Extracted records
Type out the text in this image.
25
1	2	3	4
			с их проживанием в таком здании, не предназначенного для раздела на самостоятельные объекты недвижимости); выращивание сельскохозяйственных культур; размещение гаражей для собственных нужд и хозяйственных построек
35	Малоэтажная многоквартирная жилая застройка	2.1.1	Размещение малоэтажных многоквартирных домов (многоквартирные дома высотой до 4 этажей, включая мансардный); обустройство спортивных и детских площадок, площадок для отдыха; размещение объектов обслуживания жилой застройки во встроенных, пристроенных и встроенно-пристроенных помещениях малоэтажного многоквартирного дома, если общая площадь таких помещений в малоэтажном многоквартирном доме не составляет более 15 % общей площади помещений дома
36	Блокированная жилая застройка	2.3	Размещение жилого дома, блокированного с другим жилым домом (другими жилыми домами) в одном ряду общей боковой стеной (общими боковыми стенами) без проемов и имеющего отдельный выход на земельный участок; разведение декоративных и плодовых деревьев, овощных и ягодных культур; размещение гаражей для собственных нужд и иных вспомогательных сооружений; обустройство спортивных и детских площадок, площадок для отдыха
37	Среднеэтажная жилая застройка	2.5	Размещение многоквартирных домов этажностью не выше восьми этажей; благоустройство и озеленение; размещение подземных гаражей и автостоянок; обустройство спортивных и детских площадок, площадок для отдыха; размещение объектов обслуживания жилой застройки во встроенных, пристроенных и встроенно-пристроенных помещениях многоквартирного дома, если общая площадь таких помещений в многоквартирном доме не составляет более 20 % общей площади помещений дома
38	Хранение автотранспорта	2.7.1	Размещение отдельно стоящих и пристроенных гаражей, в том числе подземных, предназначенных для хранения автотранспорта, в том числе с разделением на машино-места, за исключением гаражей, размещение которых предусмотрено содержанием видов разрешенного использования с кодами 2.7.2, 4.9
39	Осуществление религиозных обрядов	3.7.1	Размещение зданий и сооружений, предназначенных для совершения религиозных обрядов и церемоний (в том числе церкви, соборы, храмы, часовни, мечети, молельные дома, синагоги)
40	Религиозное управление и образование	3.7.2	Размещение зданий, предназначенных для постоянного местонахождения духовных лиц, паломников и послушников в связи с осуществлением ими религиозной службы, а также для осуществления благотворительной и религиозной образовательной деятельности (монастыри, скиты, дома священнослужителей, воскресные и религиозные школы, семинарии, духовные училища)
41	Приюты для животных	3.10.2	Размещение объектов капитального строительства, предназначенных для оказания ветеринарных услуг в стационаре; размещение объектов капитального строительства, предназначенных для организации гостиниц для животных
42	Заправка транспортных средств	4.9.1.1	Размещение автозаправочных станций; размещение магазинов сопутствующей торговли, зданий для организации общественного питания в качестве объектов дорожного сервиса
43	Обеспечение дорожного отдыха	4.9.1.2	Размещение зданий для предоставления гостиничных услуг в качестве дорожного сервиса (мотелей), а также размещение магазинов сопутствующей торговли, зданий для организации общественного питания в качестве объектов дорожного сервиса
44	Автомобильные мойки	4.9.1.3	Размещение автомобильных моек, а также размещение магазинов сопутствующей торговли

:: Goal of the exercise ::
Filter the records above for lines containing the word "качестве", and copy those lines.

:: Result for this exercise ::
42	Заправка транспортных средств	4.9.1.1	Размещение автозаправочных станций; размещение магазинов сопутствующей торговли, зданий для организации общественного питания в качестве объектов дорожного сервиса
43	Обеспечение дорожного отдыха	4.9.1.2	Размещение зданий для предоставления гостиничных услуг в качестве дорожного сервиса (мотелей), а также размещение магазинов сопутствующей торговли, зданий для организации общественного питания в качестве объектов дорожного сервиса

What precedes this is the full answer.